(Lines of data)
####################

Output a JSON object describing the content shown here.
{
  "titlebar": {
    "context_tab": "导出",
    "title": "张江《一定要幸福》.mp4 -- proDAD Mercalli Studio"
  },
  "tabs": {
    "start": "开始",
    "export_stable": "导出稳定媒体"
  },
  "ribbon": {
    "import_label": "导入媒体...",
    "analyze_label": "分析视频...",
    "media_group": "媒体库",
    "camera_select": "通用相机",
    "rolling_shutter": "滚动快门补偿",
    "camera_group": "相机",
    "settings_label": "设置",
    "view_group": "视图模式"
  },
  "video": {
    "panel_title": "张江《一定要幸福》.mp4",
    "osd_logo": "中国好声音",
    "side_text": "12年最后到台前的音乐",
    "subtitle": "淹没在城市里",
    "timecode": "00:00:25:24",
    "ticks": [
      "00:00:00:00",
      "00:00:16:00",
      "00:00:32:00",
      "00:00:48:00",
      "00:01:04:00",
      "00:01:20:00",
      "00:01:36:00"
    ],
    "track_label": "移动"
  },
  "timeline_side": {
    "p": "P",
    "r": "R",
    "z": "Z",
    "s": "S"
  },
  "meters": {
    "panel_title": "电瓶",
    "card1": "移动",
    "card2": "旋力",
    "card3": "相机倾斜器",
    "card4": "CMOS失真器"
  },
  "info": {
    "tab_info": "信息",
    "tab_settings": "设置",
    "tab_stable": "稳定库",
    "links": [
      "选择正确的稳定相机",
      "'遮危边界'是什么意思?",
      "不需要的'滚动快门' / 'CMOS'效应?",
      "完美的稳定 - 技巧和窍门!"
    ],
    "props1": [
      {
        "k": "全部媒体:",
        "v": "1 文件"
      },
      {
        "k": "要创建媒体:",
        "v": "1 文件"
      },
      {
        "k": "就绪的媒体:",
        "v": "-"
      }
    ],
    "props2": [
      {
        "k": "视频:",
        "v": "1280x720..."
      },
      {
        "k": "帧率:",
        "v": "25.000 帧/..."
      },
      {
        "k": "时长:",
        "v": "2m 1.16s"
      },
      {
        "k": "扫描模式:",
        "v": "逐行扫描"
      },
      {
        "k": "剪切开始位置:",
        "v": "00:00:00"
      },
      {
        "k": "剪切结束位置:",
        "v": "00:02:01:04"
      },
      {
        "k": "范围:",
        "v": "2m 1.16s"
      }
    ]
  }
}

####################

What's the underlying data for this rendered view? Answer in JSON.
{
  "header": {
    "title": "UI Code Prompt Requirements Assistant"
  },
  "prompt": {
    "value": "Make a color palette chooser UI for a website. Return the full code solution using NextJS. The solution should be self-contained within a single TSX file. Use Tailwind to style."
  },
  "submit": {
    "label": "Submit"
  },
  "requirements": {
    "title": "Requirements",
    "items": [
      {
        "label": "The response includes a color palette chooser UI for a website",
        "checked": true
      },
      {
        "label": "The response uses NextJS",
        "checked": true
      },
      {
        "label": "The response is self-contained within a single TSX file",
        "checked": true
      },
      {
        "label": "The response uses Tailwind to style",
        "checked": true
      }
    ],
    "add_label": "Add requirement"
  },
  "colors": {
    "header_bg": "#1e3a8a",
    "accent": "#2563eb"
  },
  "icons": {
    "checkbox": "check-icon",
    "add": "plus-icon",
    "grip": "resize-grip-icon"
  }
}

####################

[WORK TO BE COMPLETED] Filter the records for lines holding the string "file". Copy each one.

[OUTPUT]
    "value": "Make a color palette chooser UI for a website. Return the full code solution using NextJS. The solution should be self-contained within a single TSX file. Use Tailwind to style."
        "label": "The response is self-contained within a single TSX file",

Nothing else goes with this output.